### SHORT PROBLEM:
Reproduce the records below exactly as given.

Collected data
◇ ◇ ◇ ◇ ◇ ◇ ◇

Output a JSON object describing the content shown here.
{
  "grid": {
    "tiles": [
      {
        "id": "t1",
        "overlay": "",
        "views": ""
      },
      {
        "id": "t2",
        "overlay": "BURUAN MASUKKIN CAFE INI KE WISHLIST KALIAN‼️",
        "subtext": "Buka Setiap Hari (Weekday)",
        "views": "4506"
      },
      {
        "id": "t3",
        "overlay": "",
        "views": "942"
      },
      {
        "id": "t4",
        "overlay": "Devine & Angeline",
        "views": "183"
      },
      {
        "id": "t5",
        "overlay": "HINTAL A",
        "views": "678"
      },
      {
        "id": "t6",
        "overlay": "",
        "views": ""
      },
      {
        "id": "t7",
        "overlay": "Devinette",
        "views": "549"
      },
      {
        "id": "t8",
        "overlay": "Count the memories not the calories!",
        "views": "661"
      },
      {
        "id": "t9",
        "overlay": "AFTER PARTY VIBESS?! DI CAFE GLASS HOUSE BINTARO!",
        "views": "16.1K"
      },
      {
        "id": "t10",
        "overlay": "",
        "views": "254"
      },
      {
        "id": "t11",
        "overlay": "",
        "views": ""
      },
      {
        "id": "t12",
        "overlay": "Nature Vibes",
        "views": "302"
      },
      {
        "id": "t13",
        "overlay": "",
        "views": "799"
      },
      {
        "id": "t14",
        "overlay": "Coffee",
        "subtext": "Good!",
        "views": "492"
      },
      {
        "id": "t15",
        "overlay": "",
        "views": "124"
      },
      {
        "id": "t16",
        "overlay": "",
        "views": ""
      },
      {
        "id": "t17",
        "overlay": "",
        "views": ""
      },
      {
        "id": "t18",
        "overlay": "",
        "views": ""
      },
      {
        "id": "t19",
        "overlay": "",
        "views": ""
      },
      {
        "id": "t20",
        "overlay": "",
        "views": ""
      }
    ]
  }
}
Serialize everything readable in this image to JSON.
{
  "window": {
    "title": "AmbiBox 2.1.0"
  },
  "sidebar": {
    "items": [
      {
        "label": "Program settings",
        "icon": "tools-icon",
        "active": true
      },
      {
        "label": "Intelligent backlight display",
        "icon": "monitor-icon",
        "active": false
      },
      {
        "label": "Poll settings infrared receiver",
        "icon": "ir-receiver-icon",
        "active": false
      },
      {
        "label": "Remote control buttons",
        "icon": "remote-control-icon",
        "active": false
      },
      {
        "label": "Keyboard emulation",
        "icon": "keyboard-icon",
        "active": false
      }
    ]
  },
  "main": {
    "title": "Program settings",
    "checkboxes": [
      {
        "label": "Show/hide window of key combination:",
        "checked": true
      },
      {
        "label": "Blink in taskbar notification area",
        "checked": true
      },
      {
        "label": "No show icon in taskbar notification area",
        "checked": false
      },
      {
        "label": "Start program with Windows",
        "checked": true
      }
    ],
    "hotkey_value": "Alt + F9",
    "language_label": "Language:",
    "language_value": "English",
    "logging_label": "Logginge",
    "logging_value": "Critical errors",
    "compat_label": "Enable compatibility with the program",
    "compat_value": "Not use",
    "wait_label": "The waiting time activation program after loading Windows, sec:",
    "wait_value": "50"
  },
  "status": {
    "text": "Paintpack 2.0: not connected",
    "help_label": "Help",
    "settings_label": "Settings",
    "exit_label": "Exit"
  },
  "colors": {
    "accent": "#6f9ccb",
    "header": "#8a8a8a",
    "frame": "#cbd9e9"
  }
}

◇ ◇ ◇ ◇ ◇ ◇ ◇

### THE REPLY:
Output a JSON object describing the content shown here.
{
  "grid": {
    "tiles": [
      {
        "id": "t1",
        "overlay": "",
        "views": ""
      },
      {
        "id": "t2",
        "overlay": "BURUAN MASUKKIN CAFE INI KE WISHLIST KALIAN‼️",
        "subtext": "Buka Setiap Hari (Weekday)",
        "views": "4506"
      },
      {
        "id": "t3",
        "overlay": "",
        "views": "942"
      },
      {
        "id": "t4",
        "overlay": "Devine & Angeline",
        "views": "183"
      },
      {
        "id": "t5",
        "overlay": "HINTAL A",
        "views": "678"
      },
      {
        "id": "t6",
        "overlay": "",
        "views": ""
      },
      {
        "id": "t7",
        "overlay": "Devinette",
        "views": "549"
      },
      {
        "id": "t8",
        "overlay": "Count the memories not the calories!",
        "views": "661"
      },
      {
        "id": "t9",
        "overlay": "AFTER PARTY VIBESS?! DI CAFE GLASS HOUSE BINTARO!",
        "views": "16.1K"
      },
      {
        "id": "t10",
        "overlay": "",
        "views": "254"
      },
      {
        "id": "t11",
        "overlay": "",
        "views": ""
      },
      {
        "id": "t12",
        "overlay": "Nature Vibes",
        "views": "302"
      },
      {
        "id": "t13",
        "overlay": "",
        "views": "799"
      },
      {
        "id": "t14",
        "overlay": "Coffee",
        "subtext": "Good!",
        "views": "492"
      },
      {
        "id": "t15",
        "overlay": "",
        "views": "124"
      },
      {
        "id": "t16",
        "overlay": "",
        "views": ""
      },
      {
        "id": "t17",
        "overlay": "",
        "views": ""
      },
      {
        "id": "t18",
        "overlay": "",
        "views": ""
      },
      {
        "id": "t19",
        "overlay": "",
        "views": ""
      },
      {
        "id": "t20",
        "overlay": "",
        "views": ""
      }
    ]
  }
}
Serialize everything readable in this image to JSON.
{
  "window": {
    "title": "AmbiBox 2.1.0"
  },
  "sidebar": {
    "items": [
      {
        "label": "Program settings",
        "icon": "tools-icon",
        "active": true
      },
      {
        "label": "Intelligent backlight display",
        "icon": "monitor-icon",
        "active": false
      },
      {
        "label": "Poll settings infrared receiver",
        "icon": "ir-receiver-icon",
        "active": false
      },
      {
        "label": "Remote control buttons",
        "icon": "remote-control-icon",
        "active": false
      },
      {
        "label": "Keyboard emulation",
        "icon": "keyboard-icon",
        "active": false
      }
    ]
  },
  "main": {
    "title": "Program settings",
    "checkboxes": [
      {
        "label": "Show/hide window of key combination:",
        "checked": true
      },
      {
        "label": "Blink in taskbar notification area",
        "checked": true
      },
      {
        "label": "No show icon in taskbar notification area",
        "checked": false
      },
      {
        "label": "Start program with Windows",
        "checked": true
      }
    ],
    "hotkey_value": "Alt + F9",
    "language_label": "Language:",
    "language_value": "English",
    "logging_label": "Logginge",
    "logging_value": "Critical errors",
    "compat_label": "Enable compatibility with the program",
    "compat_value": "Not use",
    "wait_label": "The waiting time activation program after loading Windows, sec:",
    "wait_value": "50"
  },
  "status": {
    "text": "Paintpack 2.0: not connected",
    "help_label": "Help",
    "settings_label": "Settings",
    "exit_label": "Exit"
  },
  "colors": {
    "accent": "#6f9ccb",
    "header": "#8a8a8a",
    "frame": "#cbd9e9"
  }
}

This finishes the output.